Omit all pictures and give the records below again exactly as written.
————
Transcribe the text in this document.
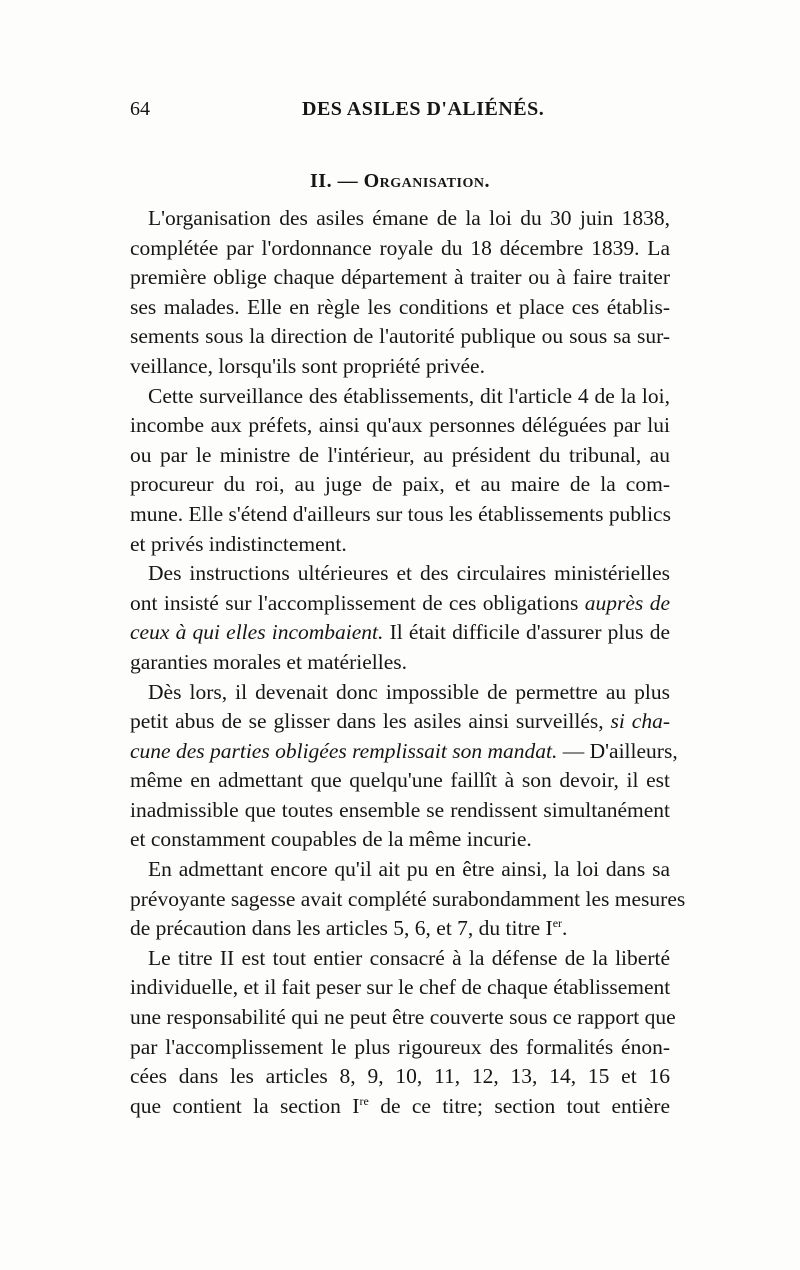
64	DES ASILES D'ALIÉNÉS.
II. — Organisation.
L'organisation des asiles émane de la loi du 30 juin 1838,
complétée par l'ordonnance royale du 18 décembre 1839. La
première oblige chaque département à traiter ou à faire traiter
ses malades. Elle en règle les conditions et place ces établis-
sements sous la direction de l'autorité publique ou sous sa sur-
veillance, lorsqu'ils sont propriété privée.
Cette surveillance des établissements, dit l'article 4 de la loi,
incombe aux préfets, ainsi qu'aux personnes déléguées par lui
ou par le ministre de l'intérieur, au président du tribunal, au
procureur du roi, au juge de paix, et au maire de la com-
mune. Elle s'étend d'ailleurs sur tous les établissements publics
et privés indistinctement.
Des instructions ultérieures et des circulaires ministérielles
ont insisté sur l'accomplissement de ces obligations auprès de
ceux à qui elles incombaient. Il était difficile d'assurer plus de
garanties morales et matérielles.
Dès lors, il devenait donc impossible de permettre au plus
petit abus de se glisser dans les asiles ainsi surveillés, si cha-
cune des parties obligées remplissait son mandat. — D'ailleurs,
même en admettant que quelqu'une faillît à son devoir, il est
inadmissible que toutes ensemble se rendissent simultanément
et constamment coupables de la même incurie.
En admettant encore qu'il ait pu en être ainsi, la loi dans sa
prévoyante sagesse avait complété surabondamment les mesures
de précaution dans les articles 5, 6, et 7, du titre Ier.
Le titre II est tout entier consacré à la défense de la liberté
individuelle, et il fait peser sur le chef de chaque établissement
une responsabilité qui ne peut être couverte sous ce rapport que
par l'accomplissement le plus rigoureux des formalités énon-
cées dans les articles 8, 9, 10, 11, 12, 13, 14, 15 et 16
que contient la section Ire de ce titre; section tout entière
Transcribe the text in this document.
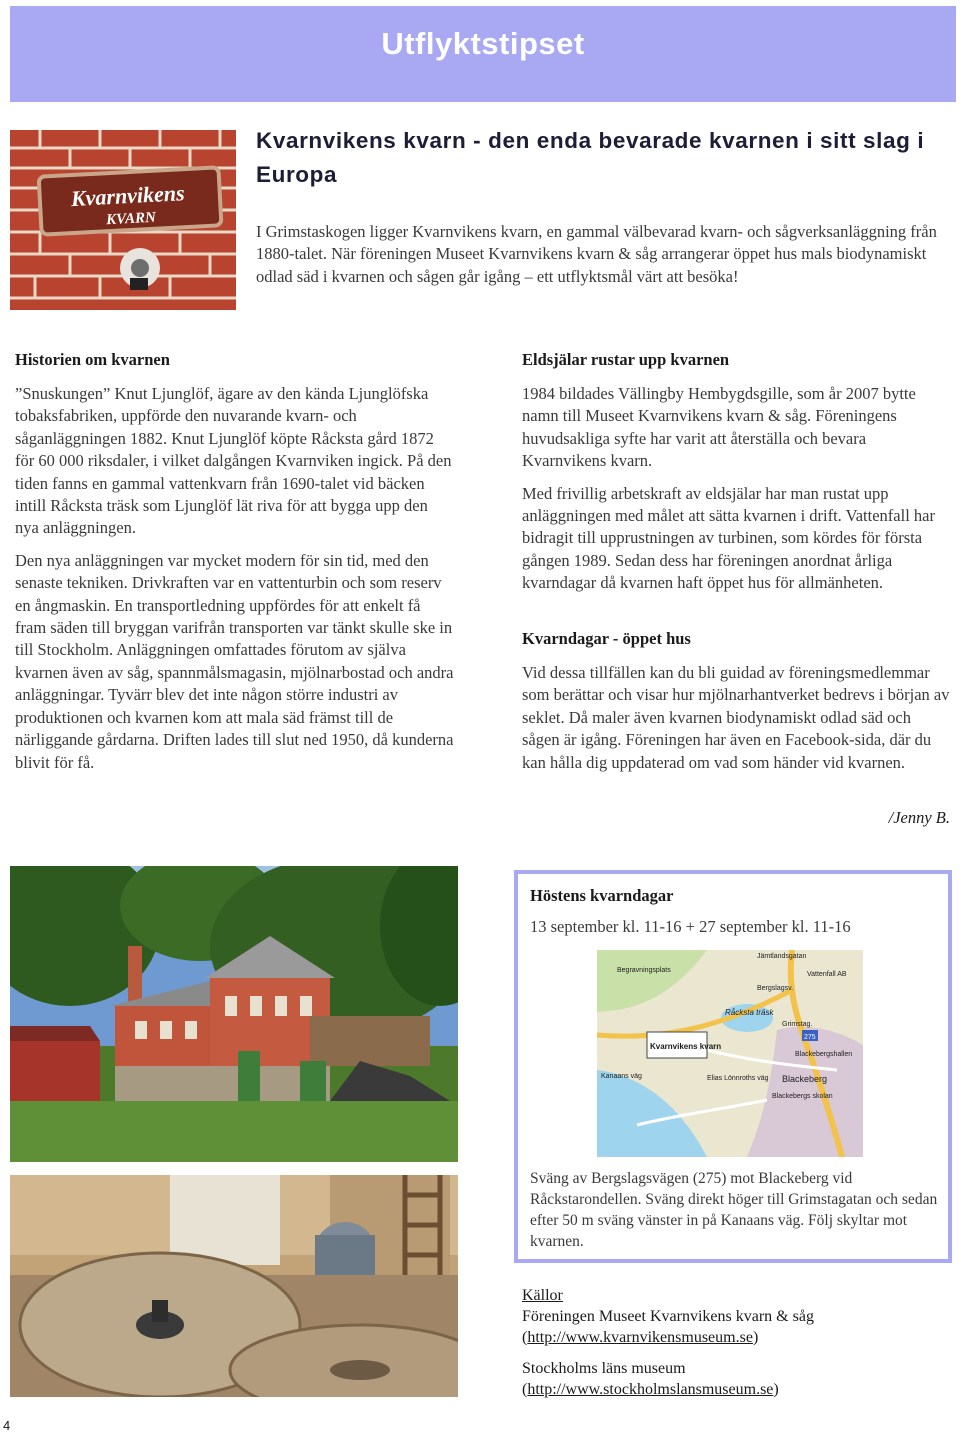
Utflyktstipset
Kvarnvikens
KVARN
Kvarnvikens kvarn - den enda bevarade kvarnen i sitt slag i Europa
I Grimstaskogen ligger Kvarnvikens kvarn, en gammal välbevarad kvarn- och sågverksanläggning från 1880-talet. När föreningen Museet Kvarnvikens kvarn & såg arrangerar öppet hus mals biodynamiskt odlad säd i kvarnen och sågen går igång – ett utflyktsmål värt att besöka!
Historien om kvarnen

”Snuskungen” Knut Ljunglöf, ägare av den kända Ljunglöfska tobaksfabriken, uppförde den nuvarande kvarn- och såganläggningen 1882. Knut Ljunglöf köpte Råcksta gård 1872 för 60 000 riksdaler, i vilket dalgången Kvarnviken ingick. På den tiden fanns en gammal vattenkvarn från 1690-talet vid bäcken intill Råcksta träsk som Ljunglöf lät riva för att bygga upp den nya anläggningen.

Den nya anläggningen var mycket modern för sin tid, med den senaste tekniken. Drivkraften var en vattenturbin och som reserv en ångmaskin. En transportledning uppfördes för att enkelt få fram säden till bryggan varifrån transporten var tänkt skulle ske in till Stockholm. Anläggningen omfattades förutom av själva kvarnen även av såg, spannmålsmagasin, mjölnarbostad och andra anläggningar. Tyvärr blev det inte någon större industri av produktionen och kvarnen kom att mala säd främst till de närliggande gårdarna. Driften lades till slut ned 1950, då kunderna blivit för få.

Eldsjälar rustar upp kvarnen

1984 bildades Vällingby Hembygdsgille, som år 2007 bytte namn till Museet Kvarnvikens kvarn & såg. Föreningens huvudsakliga syfte har varit att återställa och bevara Kvarnvikens kvarn.

Med frivillig arbetskraft av eldsjälar har man rustat upp anläggningen med målet att sätta kvarnen i drift. Vattenfall har bidragit till upprustningen av turbinen, som kördes för första gången 1989. Sedan dess har föreningen anordnat årliga kvarndagar då kvarnen haft öppet hus för allmänheten.

Kvarndagar - öppet hus

Vid dessa tillfällen kan du bli guidad av föreningsmedlemmar som berättar och visar hur mjölnarhantverket bedrevs i början av seklet. Då maler även kvarnen biodynamiskt odlad säd och sågen är igång. Föreningen har även en Facebook-sida, där du kan hålla dig uppdaterad om vad som händer vid kvarnen.

/Jenny B.
Höstens kvarndagar
13 september kl. 11-16 + 27 september kl. 11-16
Jämtlandsgatan
Begravningsplats
Bergslagsv.
Vattenfall AB
Råcksta träsk
Grimstag.
Blackebergshallen
Blackeberg
Blackebergs skolan
Kanaans väg	Elias Lönnroths väg
275
Kvarnvikens kvarn
Sväng av Bergslagsvägen (275) mot Blackeberg vid Råckstarondellen. Sväng direkt höger till Grimstagatan och sedan efter 50 m sväng vänster in på Kanaans väg. Följ skyltar mot kvarnen.

Källor

Föreningen Museet Kvarnvikens kvarn & såg
(http://www.kvarnvikensmuseum.se)

Stockholms läns museum
(http://www.stockholmslansmuseum.se)

4
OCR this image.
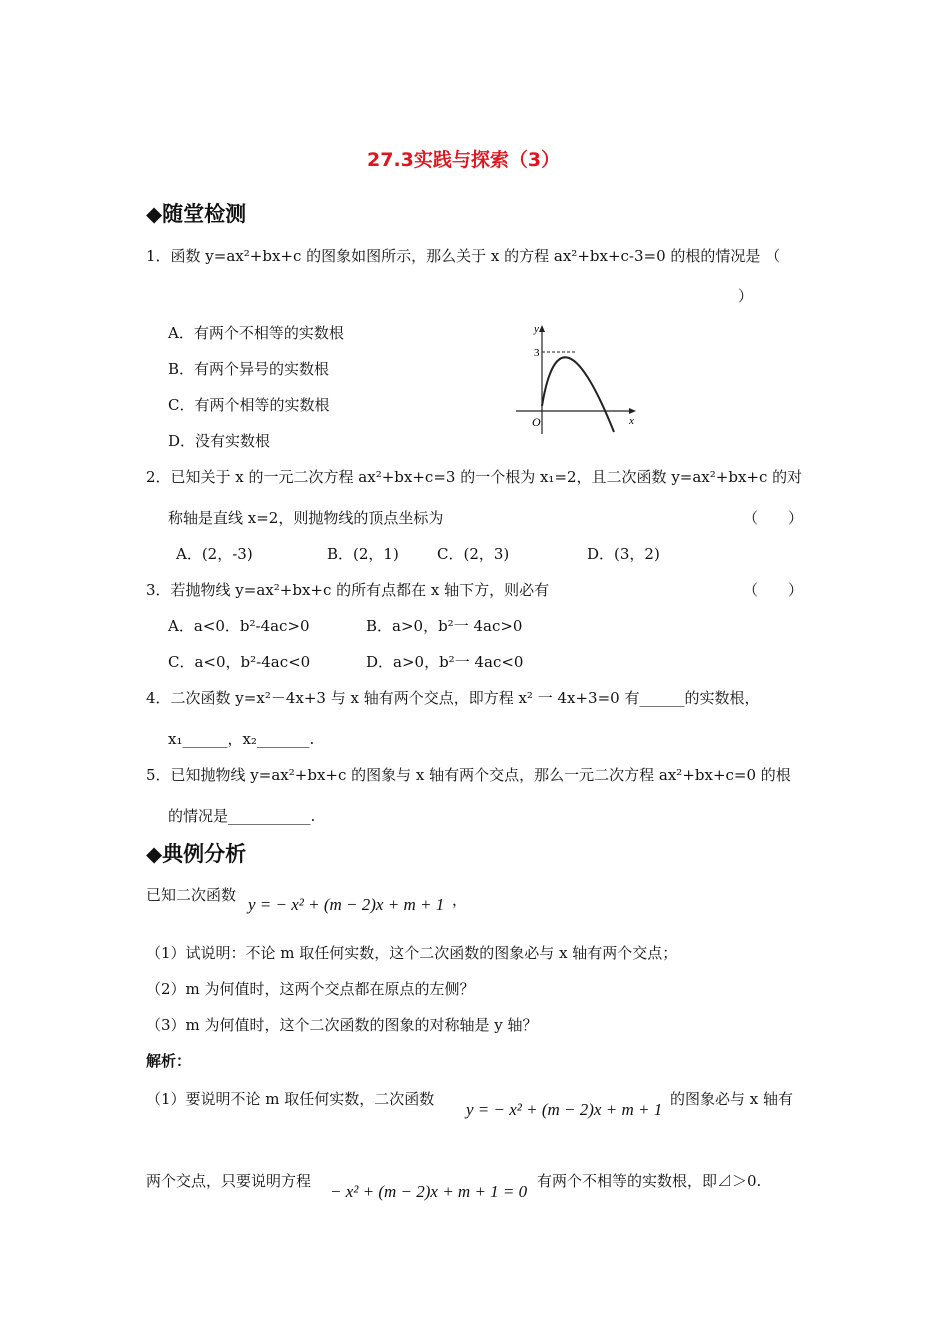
27.3实践与探索（3）
◆随堂检测
1．函数 y=ax²+bx+c 的图象如图所示，那么关于 x 的方程 ax²+bx+c-3=0 的根的情况是 （
）
A．有两个不相等的实数根
B．有两个异号的实数根
C．有两个相等的实数根
D．没有实数根
y
3
O	x
2．已知关于 x 的一元二次方程 ax²+bx+c=3 的一个根为 x₁=2，且二次函数 y=ax²+bx+c 的对
称轴是直线 x=2，则抛物线的顶点坐标为	（　　）
A．(2，-3)	B．(2，1)	C．(2，3)	D．(3，2)
3．若抛物线 y=ax²+bx+c 的所有点都在 x 轴下方，则必有	（　　）
A．a<0．b²-4ac>0	B．a>0，b²一 4ac>0
C．a<0，b²-4ac<0	D．a>0，b²一 4ac<0
4．二次函数 y=x²－4x+3 与 x 轴有两个交点，即方程 x² 一 4x+3=0 有______的实数根，
x₁______，x₂_______.
5．已知抛物线 y=ax²+bx+c 的图象与 x 轴有两个交点，那么一元二次方程 ax²+bx+c=0 的根
的情况是___________.
◆典例分析
已知二次函数 y = − x² + (m − 2)x + m + 1 ，
（1）试说明：不论 m 取任何实数，这个二次函数的图象必与 x 轴有两个交点；
（2）m 为何值时，这两个交点都在原点的左侧？
（3）m 为何值时，这个二次函数的图象的对称轴是 y 轴？
解析：
（1）要说明不论 m 取任何实数，二次函数
y = − x² + (m − 2)x + m + 1
的图象必与 x 轴有
两个交点，只要说明方程
− x² + (m − 2)x + m + 1 = 0
有两个不相等的实数根，即⊿＞0.
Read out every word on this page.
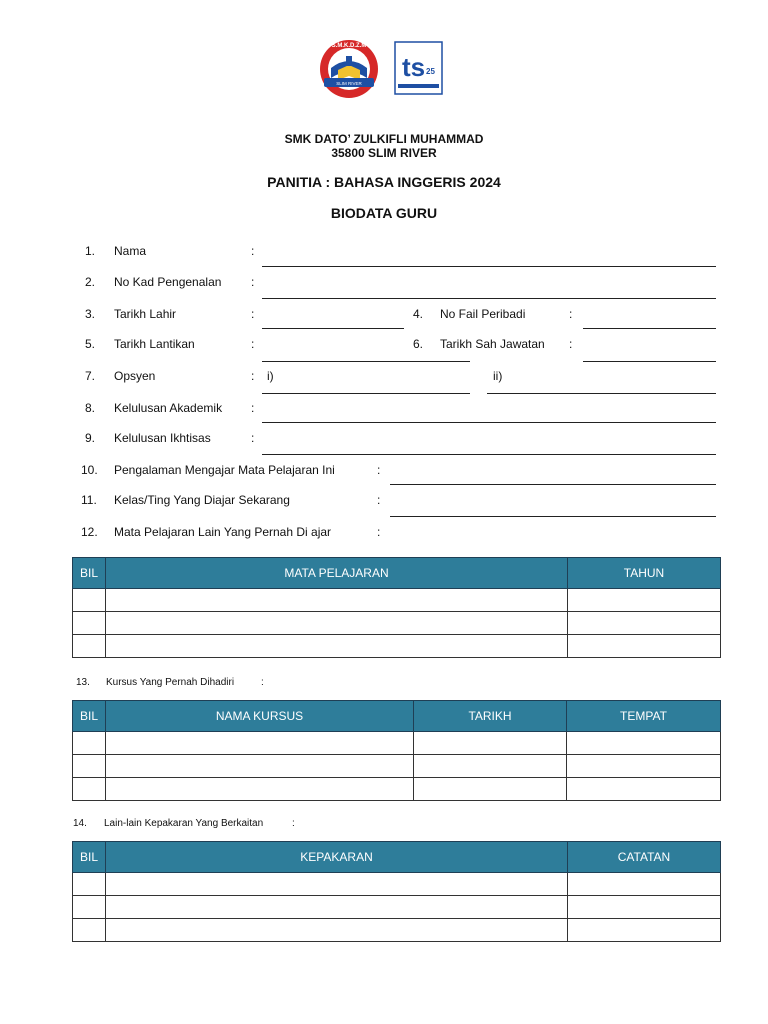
S.M.K.D.Z.M
SLIM RIVER
ts 25
SMK DATO’ ZULKIFLI MUHAMMAD
35800 SLIM RIVER
PANITIA : BAHASA INGGERIS 2024
BIODATA GURU
1. Nama	:
2. No Kad Pengenalan :
3. Tarikh Lahir	:	4. No Fail Peribadi	:
5. Tarikh Lantikan	:	6. Tarikh Sah Jawatan :
7. Opsyen	: i)	ii)
8. Kelulusan Akademik :
9. Kelulusan Ikhtisas	:
10. Pengalaman Mengajar Mata Pelajaran Ini	:
11. Kelas/Ting Yang Diajar Sekarang	:
12. Mata Pelajaran Lain Yang Pernah Di ajar	:
BIL	MATA PELAJARAN	TAHUN

13. Kursus Yang Pernah Dihadiri	:
BIL	NAMA KURSUS	TARIKH	TEMPAT

14. Lain-lain Kepakaran Yang Berkaitan	:
BIL	KEPAKARAN	CATATAN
————
- WRITTEN SOLUTION
Transcribe the text in this document.
64	DES ASILES D'ALIÉNÉS.
II. — Organisation.
L'organisation des asiles émane de la loi du 30 juin 1838,
complétée par l'ordonnance royale du 18 décembre 1839. La
première oblige chaque département à traiter ou à faire traiter
ses malades. Elle en règle les conditions et place ces établis-
sements sous la direction de l'autorité publique ou sous sa sur-
veillance, lorsqu'ils sont propriété privée.
Cette surveillance des établissements, dit l'article 4 de la loi,
incombe aux préfets, ainsi qu'aux personnes déléguées par lui
ou par le ministre de l'intérieur, au président du tribunal, au
procureur du roi, au juge de paix, et au maire de la com-
mune. Elle s'étend d'ailleurs sur tous les établissements publics
et privés indistinctement.
Des instructions ultérieures et des circulaires ministérielles
ont insisté sur l'accomplissement de ces obligations auprès de
ceux à qui elles incombaient. Il était difficile d'assurer plus de
garanties morales et matérielles.
Dès lors, il devenait donc impossible de permettre au plus
petit abus de se glisser dans les asiles ainsi surveillés, si cha-
cune des parties obligées remplissait son mandat. — D'ailleurs,
même en admettant que quelqu'une faillît à son devoir, il est
inadmissible que toutes ensemble se rendissent simultanément
et constamment coupables de la même incurie.
En admettant encore qu'il ait pu en être ainsi, la loi dans sa
prévoyante sagesse avait complété surabondamment les mesures
de précaution dans les articles 5, 6, et 7, du titre Ier.
Le titre II est tout entier consacré à la défense de la liberté
individuelle, et il fait peser sur le chef de chaque établissement
une responsabilité qui ne peut être couverte sous ce rapport que
par l'accomplissement le plus rigoureux des formalités énon-
cées dans les articles 8, 9, 10, 11, 12, 13, 14, 15 et 16
que contient la section Ire de ce titre; section tout entière
Transcribe the text in this document.
Utflyktstipset
Kvarnvikens
KVARN
Kvarnvikens kvarn - den enda bevarade kvarnen i sitt slag i Europa
I Grimstaskogen ligger Kvarnvikens kvarn, en gammal välbevarad kvarn- och sågverksanläggning från 1880-talet. När föreningen Museet Kvarnvikens kvarn & såg arrangerar öppet hus mals biodynamiskt odlad säd i kvarnen och sågen går igång – ett utflyktsmål värt att besöka!
Historien om kvarnen

”Snuskungen” Knut Ljunglöf, ägare av den kända Ljunglöfska tobaksfabriken, uppförde den nuvarande kvarn- och såganläggningen 1882. Knut Ljunglöf köpte Råcksta gård 1872 för 60 000 riksdaler, i vilket dalgången Kvarnviken ingick. På den tiden fanns en gammal vattenkvarn från 1690-talet vid bäcken intill Råcksta träsk som Ljunglöf lät riva för att bygga upp den nya anläggningen.

Den nya anläggningen var mycket modern för sin tid, med den senaste tekniken. Drivkraften var en vattenturbin och som reserv en ångmaskin. En transportledning uppfördes för att enkelt få fram säden till bryggan varifrån transporten var tänkt skulle ske in till Stockholm. Anläggningen omfattades förutom av själva kvarnen även av såg, spannmålsmagasin, mjölnarbostad och andra anläggningar. Tyvärr blev det inte någon större industri av produktionen och kvarnen kom att mala säd främst till de närliggande gårdarna. Driften lades till slut ned 1950, då kunderna blivit för få.

Eldsjälar rustar upp kvarnen

1984 bildades Vällingby Hembygdsgille, som år 2007 bytte namn till Museet Kvarnvikens kvarn & såg. Föreningens huvudsakliga syfte har varit att återställa och bevara Kvarnvikens kvarn.

Med frivillig arbetskraft av eldsjälar har man rustat upp anläggningen med målet att sätta kvarnen i drift. Vattenfall har bidragit till upprustningen av turbinen, som kördes för första gången 1989. Sedan dess har föreningen anordnat årliga kvarndagar då kvarnen haft öppet hus för allmänheten.

Kvarndagar - öppet hus

Vid dessa tillfällen kan du bli guidad av föreningsmedlemmar som berättar och visar hur mjölnarhantverket bedrevs i början av seklet. Då maler även kvarnen biodynamiskt odlad säd och sågen är igång. Föreningen har även en Facebook-sida, där du kan hålla dig uppdaterad om vad som händer vid kvarnen.

/Jenny B.
Höstens kvarndagar
13 september kl. 11-16 + 27 september kl. 11-16
Jämtlandsgatan
Begravningsplats
Bergslagsv.
Vattenfall AB
Råcksta träsk
Grimstag.
Blackebergshallen
Blackeberg
Blackebergs skolan
Kanaans väg	Elias Lönnroths väg
275
Kvarnvikens kvarn
Sväng av Bergslagsvägen (275) mot Blackeberg vid Råckstarondellen. Sväng direkt höger till Grimstagatan och sedan efter 50 m sväng vänster in på Kanaans väg. Följ skyltar mot kvarnen.

Källor

Föreningen Museet Kvarnvikens kvarn & såg
(http://www.kvarnvikensmuseum.se)

Stockholms läns museum
(http://www.stockholmslansmuseum.se)

4
OCR this image.
27.3实践与探索（3）
◆随堂检测
1．函数 y=ax²+bx+c 的图象如图所示，那么关于 x 的方程 ax²+bx+c-3=0 的根的情况是 （
）
A．有两个不相等的实数根
B．有两个异号的实数根
C．有两个相等的实数根
D．没有实数根
y
3
O	x
2．已知关于 x 的一元二次方程 ax²+bx+c=3 的一个根为 x₁=2，且二次函数 y=ax²+bx+c 的对
称轴是直线 x=2，则抛物线的顶点坐标为	（　　）
A．(2，-3)	B．(2，1)	C．(2，3)	D．(3，2)
3．若抛物线 y=ax²+bx+c 的所有点都在 x 轴下方，则必有	（　　）
A．a<0．b²-4ac>0	B．a>0，b²一 4ac>0
C．a<0，b²-4ac<0	D．a>0，b²一 4ac<0
4．二次函数 y=x²－4x+3 与 x 轴有两个交点，即方程 x² 一 4x+3=0 有______的实数根，
x₁______，x₂_______.
5．已知抛物线 y=ax²+bx+c 的图象与 x 轴有两个交点，那么一元二次方程 ax²+bx+c=0 的根
的情况是___________.
◆典例分析
已知二次函数 y = − x² + (m − 2)x + m + 1 ，
（1）试说明：不论 m 取任何实数，这个二次函数的图象必与 x 轴有两个交点；
（2）m 为何值时，这两个交点都在原点的左侧？
（3）m 为何值时，这个二次函数的图象的对称轴是 y 轴？
解析：
（1）要说明不论 m 取任何实数，二次函数
y = − x² + (m − 2)x + m + 1
的图象必与 x 轴有
两个交点，只要说明方程
− x² + (m − 2)x + m + 1 = 0
有两个不相等的实数根，即⊿＞0.
Read out every word on this page.
S.M.K.D.Z.M
SLIM RIVER
ts 25
SMK DATO’ ZULKIFLI MUHAMMAD
35800 SLIM RIVER
PANITIA : BAHASA INGGERIS 2024
BIODATA GURU
1. Nama	:
2. No Kad Pengenalan :
3. Tarikh Lahir	:	4. No Fail Peribadi	:
5. Tarikh Lantikan	:	6. Tarikh Sah Jawatan :
7. Opsyen	: i)	ii)
8. Kelulusan Akademik :
9. Kelulusan Ikhtisas	:
10. Pengalaman Mengajar Mata Pelajaran Ini	:
11. Kelas/Ting Yang Diajar Sekarang	:
12. Mata Pelajaran Lain Yang Pernah Di ajar	:
BIL	MATA PELAJARAN	TAHUN

13. Kursus Yang Pernah Dihadiri	:
BIL	NAMA KURSUS	TARIKH	TEMPAT

14. Lain-lain Kepakaran Yang Berkaitan	:
BIL	KEPAKARAN	CATATAN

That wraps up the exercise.